■ **What the task requires**: Exactly as they stand, set down the following records once more.

■ **Entries supplied**:

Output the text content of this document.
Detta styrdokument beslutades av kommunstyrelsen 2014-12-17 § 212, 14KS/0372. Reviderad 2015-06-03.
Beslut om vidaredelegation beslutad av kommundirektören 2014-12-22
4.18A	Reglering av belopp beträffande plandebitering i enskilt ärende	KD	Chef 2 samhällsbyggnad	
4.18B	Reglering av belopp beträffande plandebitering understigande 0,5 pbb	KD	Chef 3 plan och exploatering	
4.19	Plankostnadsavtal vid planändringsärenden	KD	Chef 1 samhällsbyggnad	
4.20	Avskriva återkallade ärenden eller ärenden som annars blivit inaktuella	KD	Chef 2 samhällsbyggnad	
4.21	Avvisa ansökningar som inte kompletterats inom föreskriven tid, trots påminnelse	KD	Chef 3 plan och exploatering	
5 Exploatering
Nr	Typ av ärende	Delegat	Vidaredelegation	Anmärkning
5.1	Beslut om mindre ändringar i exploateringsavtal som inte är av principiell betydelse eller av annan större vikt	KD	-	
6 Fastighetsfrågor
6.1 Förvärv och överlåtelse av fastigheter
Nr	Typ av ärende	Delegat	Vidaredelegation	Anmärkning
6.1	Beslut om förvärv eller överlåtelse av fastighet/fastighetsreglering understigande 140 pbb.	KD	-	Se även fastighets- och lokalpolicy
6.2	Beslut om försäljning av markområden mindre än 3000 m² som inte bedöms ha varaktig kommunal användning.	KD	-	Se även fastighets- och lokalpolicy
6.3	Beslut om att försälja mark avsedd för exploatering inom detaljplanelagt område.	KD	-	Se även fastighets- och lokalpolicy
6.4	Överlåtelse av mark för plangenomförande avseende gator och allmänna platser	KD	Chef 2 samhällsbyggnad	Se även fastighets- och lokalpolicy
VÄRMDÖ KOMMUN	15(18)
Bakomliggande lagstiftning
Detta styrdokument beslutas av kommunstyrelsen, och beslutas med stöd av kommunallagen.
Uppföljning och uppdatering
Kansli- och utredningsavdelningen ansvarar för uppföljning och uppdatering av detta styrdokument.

■ **Reply**:
Output the text content of this document.
Detta styrdokument beslutades av kommunstyrelsen 2014-12-17 § 212, 14KS/0372. Reviderad 2015-06-03.
Beslut om vidaredelegation beslutad av kommundirektören 2014-12-22
4.18A	Reglering av belopp beträffande plandebitering i enskilt ärende	KD	Chef 2 samhällsbyggnad	
4.18B	Reglering av belopp beträffande plandebitering understigande 0,5 pbb	KD	Chef 3 plan och exploatering	
4.19	Plankostnadsavtal vid planändringsärenden	KD	Chef 1 samhällsbyggnad	
4.20	Avskriva återkallade ärenden eller ärenden som annars blivit inaktuella	KD	Chef 2 samhällsbyggnad	
4.21	Avvisa ansökningar som inte kompletterats inom föreskriven tid, trots påminnelse	KD	Chef 3 plan och exploatering	
5 Exploatering
Nr	Typ av ärende	Delegat	Vidaredelegation	Anmärkning
5.1	Beslut om mindre ändringar i exploateringsavtal som inte är av principiell betydelse eller av annan större vikt	KD	-	
6 Fastighetsfrågor
6.1 Förvärv och överlåtelse av fastigheter
Nr	Typ av ärende	Delegat	Vidaredelegation	Anmärkning
6.1	Beslut om förvärv eller överlåtelse av fastighet/fastighetsreglering understigande 140 pbb.	KD	-	Se även fastighets- och lokalpolicy
6.2	Beslut om försäljning av markområden mindre än 3000 m² som inte bedöms ha varaktig kommunal användning.	KD	-	Se även fastighets- och lokalpolicy
6.3	Beslut om att försälja mark avsedd för exploatering inom detaljplanelagt område.	KD	-	Se även fastighets- och lokalpolicy
6.4	Överlåtelse av mark för plangenomförande avseende gator och allmänna platser	KD	Chef 2 samhällsbyggnad	Se även fastighets- och lokalpolicy
VÄRMDÖ KOMMUN	15(18)
Bakomliggande lagstiftning
Detta styrdokument beslutas av kommunstyrelsen, och beslutas med stöd av kommunallagen.
Uppföljning och uppdatering
Kansli- och utredningsavdelningen ansvarar för uppföljning och uppdatering av detta styrdokument.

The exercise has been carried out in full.